### Exercise aim
Please copy the listing word for word, from its first line through the line holding "y-tick-label: 40 — [81, 292, 108, 319]", inclusive.

● ● ● ● ●

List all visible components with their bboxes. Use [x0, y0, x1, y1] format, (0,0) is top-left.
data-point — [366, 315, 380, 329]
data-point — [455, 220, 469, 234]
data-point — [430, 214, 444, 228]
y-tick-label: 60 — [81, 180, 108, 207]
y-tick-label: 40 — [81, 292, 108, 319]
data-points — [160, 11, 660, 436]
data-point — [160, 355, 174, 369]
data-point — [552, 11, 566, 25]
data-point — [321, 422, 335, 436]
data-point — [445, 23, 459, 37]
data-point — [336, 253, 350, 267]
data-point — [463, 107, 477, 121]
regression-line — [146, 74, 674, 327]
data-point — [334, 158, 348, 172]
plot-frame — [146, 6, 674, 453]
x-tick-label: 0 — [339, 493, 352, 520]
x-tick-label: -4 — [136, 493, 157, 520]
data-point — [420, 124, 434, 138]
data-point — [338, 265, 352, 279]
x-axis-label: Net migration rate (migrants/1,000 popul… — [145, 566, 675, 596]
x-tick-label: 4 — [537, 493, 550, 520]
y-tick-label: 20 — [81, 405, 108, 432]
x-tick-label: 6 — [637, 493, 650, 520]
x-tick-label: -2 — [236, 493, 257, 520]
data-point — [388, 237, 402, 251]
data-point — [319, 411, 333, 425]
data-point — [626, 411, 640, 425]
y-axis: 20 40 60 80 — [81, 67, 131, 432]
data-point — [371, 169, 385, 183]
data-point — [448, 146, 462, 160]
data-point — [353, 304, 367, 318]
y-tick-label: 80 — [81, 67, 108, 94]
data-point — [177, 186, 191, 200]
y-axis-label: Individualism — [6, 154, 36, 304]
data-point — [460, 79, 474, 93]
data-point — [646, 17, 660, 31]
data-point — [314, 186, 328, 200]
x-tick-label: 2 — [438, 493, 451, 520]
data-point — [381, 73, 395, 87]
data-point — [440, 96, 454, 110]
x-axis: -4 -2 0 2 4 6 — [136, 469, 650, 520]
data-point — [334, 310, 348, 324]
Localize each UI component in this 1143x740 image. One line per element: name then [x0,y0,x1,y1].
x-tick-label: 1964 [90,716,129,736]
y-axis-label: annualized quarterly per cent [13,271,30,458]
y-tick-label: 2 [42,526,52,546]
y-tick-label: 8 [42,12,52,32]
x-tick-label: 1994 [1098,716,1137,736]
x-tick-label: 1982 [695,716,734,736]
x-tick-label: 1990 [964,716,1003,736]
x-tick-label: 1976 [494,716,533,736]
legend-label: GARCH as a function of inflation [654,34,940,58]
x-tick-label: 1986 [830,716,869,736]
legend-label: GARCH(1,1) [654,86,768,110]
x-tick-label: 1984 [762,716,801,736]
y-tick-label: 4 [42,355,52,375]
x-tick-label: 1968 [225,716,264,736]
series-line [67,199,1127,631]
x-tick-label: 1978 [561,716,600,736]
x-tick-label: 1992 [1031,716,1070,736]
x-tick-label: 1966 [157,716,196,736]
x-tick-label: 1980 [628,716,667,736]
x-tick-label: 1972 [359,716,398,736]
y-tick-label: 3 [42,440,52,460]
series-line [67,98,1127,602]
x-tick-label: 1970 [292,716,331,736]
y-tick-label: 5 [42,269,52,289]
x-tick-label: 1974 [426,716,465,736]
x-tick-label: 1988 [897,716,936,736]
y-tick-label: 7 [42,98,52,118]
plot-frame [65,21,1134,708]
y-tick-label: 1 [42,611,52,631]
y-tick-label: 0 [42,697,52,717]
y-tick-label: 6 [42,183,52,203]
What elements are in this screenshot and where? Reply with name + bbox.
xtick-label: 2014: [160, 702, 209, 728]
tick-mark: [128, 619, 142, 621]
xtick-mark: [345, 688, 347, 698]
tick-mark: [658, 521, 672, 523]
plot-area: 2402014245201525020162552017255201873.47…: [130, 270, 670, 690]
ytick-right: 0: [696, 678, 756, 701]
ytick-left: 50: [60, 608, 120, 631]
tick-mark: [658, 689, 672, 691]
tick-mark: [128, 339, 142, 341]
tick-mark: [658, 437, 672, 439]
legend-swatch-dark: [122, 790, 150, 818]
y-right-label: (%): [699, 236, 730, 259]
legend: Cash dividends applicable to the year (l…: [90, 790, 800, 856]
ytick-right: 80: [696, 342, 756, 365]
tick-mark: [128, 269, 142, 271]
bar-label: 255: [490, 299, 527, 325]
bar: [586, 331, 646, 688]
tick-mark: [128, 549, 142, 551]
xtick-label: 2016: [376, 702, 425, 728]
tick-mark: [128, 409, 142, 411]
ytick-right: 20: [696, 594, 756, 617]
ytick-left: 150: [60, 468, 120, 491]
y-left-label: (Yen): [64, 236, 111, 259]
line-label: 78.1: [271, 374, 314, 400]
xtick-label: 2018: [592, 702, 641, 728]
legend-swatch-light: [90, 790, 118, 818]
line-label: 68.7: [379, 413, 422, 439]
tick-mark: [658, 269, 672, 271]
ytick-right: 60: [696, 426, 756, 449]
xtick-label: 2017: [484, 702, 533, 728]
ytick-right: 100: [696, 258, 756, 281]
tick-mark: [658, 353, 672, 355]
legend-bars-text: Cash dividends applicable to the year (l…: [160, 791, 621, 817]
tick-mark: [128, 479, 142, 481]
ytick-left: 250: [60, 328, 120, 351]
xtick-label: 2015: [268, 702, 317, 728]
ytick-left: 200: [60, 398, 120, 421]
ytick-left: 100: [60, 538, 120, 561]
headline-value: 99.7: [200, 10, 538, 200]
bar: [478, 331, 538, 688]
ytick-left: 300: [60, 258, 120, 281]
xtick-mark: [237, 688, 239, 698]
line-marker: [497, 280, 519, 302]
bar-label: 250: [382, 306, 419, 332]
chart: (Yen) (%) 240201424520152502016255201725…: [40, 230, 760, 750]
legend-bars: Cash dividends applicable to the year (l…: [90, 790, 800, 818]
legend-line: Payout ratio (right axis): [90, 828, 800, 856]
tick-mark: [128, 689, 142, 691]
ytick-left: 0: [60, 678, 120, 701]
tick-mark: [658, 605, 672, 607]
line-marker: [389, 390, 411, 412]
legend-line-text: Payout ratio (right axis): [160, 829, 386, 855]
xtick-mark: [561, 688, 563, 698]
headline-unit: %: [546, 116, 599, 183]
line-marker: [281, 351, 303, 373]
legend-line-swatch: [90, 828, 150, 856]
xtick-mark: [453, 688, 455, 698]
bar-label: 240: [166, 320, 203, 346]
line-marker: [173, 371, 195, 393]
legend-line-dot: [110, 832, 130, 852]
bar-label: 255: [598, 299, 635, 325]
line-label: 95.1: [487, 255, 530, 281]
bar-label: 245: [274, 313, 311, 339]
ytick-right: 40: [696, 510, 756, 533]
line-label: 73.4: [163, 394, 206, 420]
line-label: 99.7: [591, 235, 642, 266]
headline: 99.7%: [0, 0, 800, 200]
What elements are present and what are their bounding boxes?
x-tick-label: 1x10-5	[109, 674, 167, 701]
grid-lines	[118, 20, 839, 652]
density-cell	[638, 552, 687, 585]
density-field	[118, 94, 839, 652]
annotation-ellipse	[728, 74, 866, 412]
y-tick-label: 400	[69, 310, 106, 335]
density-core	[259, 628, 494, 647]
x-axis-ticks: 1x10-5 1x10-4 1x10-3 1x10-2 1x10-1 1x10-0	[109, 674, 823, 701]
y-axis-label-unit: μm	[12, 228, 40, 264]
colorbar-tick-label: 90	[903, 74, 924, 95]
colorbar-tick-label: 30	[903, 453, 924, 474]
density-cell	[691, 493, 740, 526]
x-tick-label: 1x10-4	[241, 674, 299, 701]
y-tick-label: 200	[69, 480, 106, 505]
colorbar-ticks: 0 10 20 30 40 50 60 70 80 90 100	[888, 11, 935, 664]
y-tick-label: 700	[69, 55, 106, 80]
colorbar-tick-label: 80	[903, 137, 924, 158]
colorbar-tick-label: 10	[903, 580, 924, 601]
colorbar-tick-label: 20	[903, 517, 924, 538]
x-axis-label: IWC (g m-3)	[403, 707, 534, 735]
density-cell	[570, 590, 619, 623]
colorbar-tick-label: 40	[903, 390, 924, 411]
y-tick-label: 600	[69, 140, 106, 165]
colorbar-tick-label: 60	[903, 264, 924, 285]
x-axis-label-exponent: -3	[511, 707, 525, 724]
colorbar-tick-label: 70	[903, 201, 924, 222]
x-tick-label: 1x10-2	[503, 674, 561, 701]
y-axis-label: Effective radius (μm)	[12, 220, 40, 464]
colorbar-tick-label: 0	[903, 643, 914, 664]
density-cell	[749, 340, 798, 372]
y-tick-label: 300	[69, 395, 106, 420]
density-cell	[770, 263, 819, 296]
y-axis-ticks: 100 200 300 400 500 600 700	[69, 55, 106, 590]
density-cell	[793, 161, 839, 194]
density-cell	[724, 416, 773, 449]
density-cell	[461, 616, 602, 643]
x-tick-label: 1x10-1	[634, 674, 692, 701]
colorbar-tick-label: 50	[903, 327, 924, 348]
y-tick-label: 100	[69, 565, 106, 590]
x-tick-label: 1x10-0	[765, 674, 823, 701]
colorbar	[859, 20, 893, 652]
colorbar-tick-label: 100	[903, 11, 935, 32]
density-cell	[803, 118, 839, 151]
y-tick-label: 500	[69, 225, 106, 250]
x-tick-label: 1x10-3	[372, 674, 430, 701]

● ● ● ● ●

### Solved problem
List all visible components with their bboxes. Use [x0, y0, x1, y1] format, (0,0) is top-left.
data-point — [366, 315, 380, 329]
data-point — [455, 220, 469, 234]
data-point — [430, 214, 444, 228]
y-tick-label: 60 — [81, 180, 108, 207]
y-tick-label: 40 — [81, 292, 108, 319]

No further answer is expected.